● TASK DETAILS
Set down the line that contains "Read this page and output its text content." and every line after it to the end of the entries, exactly as they stand and nothing more.

● DATASET ROWS
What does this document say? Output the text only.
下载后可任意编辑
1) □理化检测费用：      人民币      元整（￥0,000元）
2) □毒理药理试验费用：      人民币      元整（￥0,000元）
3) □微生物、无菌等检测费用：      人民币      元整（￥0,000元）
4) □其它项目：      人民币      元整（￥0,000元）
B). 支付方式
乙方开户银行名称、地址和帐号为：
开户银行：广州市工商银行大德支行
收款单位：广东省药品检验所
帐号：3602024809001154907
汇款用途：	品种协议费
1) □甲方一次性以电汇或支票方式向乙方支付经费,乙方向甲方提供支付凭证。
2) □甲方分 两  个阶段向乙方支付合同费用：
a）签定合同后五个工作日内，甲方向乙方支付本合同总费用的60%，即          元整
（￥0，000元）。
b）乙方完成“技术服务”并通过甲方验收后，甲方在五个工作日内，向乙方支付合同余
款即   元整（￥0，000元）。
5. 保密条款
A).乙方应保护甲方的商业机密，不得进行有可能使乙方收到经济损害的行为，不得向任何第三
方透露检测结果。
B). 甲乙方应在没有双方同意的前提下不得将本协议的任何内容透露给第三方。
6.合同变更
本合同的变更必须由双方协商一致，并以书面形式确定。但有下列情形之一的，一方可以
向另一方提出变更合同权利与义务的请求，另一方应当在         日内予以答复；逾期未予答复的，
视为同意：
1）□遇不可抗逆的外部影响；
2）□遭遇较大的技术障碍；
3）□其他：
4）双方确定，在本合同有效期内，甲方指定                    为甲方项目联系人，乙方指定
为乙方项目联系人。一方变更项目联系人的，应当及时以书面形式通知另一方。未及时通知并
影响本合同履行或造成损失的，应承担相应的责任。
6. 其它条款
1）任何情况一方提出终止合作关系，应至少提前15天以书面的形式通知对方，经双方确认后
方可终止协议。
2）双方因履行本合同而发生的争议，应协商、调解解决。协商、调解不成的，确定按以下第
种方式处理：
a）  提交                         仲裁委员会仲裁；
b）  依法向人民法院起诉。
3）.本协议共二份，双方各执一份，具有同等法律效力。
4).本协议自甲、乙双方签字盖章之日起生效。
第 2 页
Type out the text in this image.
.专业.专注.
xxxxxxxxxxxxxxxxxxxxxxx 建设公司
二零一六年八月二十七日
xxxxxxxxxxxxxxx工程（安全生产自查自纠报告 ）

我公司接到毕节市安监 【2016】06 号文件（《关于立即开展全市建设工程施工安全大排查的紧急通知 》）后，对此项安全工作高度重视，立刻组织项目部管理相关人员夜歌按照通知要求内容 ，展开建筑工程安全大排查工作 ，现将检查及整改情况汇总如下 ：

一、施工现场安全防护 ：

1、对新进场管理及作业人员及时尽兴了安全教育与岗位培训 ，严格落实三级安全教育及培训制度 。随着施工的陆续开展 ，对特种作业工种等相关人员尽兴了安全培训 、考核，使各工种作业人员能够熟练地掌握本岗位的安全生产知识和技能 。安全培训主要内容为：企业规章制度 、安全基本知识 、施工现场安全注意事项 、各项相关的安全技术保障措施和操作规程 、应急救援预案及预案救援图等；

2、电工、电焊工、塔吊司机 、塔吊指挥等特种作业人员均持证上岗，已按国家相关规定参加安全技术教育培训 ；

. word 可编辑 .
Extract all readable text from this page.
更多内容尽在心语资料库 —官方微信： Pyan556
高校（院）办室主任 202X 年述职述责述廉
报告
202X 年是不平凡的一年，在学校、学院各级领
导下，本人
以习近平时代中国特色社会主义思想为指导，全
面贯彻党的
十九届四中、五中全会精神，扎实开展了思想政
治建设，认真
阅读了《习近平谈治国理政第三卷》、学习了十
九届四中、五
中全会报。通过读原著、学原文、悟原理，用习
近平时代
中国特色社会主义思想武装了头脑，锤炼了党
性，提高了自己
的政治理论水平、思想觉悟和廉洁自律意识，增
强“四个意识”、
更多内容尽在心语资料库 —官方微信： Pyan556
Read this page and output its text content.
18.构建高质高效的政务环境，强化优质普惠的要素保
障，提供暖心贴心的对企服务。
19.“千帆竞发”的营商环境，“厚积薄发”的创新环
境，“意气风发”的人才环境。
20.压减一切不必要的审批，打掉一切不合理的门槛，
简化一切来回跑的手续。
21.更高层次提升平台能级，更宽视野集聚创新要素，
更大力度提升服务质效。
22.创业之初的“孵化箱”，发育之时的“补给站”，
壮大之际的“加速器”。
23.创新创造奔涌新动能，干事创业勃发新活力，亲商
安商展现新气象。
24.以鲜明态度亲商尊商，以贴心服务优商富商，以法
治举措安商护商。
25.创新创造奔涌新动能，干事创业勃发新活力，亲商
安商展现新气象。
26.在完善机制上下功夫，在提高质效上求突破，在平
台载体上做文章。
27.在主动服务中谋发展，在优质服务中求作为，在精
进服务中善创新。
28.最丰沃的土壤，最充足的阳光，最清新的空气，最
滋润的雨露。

● WRITTEN REPLY
Read this page and output its text content.
18.构建高质高效的政务环境，强化优质普惠的要素保
障，提供暖心贴心的对企服务。
19.“千帆竞发”的营商环境，“厚积薄发”的创新环
境，“意气风发”的人才环境。
20.压减一切不必要的审批，打掉一切不合理的门槛，
简化一切来回跑的手续。
21.更高层次提升平台能级，更宽视野集聚创新要素，
更大力度提升服务质效。
22.创业之初的“孵化箱”，发育之时的“补给站”，
壮大之际的“加速器”。
23.创新创造奔涌新动能，干事创业勃发新活力，亲商
安商展现新气象。
24.以鲜明态度亲商尊商，以贴心服务优商富商，以法
治举措安商护商。
25.创新创造奔涌新动能，干事创业勃发新活力，亲商
安商展现新气象。
26.在完善机制上下功夫，在提高质效上求突破，在平
台载体上做文章。
27.在主动服务中谋发展，在优质服务中求作为，在精
进服务中善创新。
28.最丰沃的土壤，最充足的阳光，最清新的空气，最
滋润的雨露。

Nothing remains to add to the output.